# DATASET RECORDS start
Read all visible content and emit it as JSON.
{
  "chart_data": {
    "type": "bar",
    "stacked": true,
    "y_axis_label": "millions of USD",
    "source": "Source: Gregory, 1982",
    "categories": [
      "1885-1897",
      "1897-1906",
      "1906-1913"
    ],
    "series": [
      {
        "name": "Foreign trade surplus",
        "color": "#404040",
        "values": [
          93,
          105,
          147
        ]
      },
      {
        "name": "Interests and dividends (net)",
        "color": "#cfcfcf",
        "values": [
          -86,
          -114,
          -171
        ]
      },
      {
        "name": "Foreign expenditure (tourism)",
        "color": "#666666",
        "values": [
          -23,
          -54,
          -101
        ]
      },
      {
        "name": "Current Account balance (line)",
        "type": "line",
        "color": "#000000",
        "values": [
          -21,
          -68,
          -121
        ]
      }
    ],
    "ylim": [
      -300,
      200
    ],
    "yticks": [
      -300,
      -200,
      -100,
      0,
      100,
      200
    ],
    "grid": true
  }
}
# DATASET RECORDS end
> [AIM] Print every entry exactly as written.

> [EXPECTED ANSWER]
Read all visible content and emit it as JSON.
{
  "chart_data": {
    "type": "bar",
    "stacked": true,
    "y_axis_label": "millions of USD",
    "source": "Source: Gregory, 1982",
    "categories": [
      "1885-1897",
      "1897-1906",
      "1906-1913"
    ],
    "series": [
      {
        "name": "Foreign trade surplus",
        "color": "#404040",
        "values": [
          93,
          105,
          147
        ]
      },
      {
        "name": "Interests and dividends (net)",
        "color": "#cfcfcf",
        "values": [
          -86,
          -114,
          -171
        ]
      },
      {
        "name": "Foreign expenditure (tourism)",
        "color": "#666666",
        "values": [
          -23,
          -54,
          -101
        ]
      },
      {
        "name": "Current Account balance (line)",
        "type": "line",
        "color": "#000000",
        "values": [
          -21,
          -68,
          -121
        ]
      }
    ],
    "ylim": [
      -300,
      200
    ],
    "yticks": [
      -300,
      -200,
      -100,
      0,
      100,
      200
    ],
    "grid": true
  }
}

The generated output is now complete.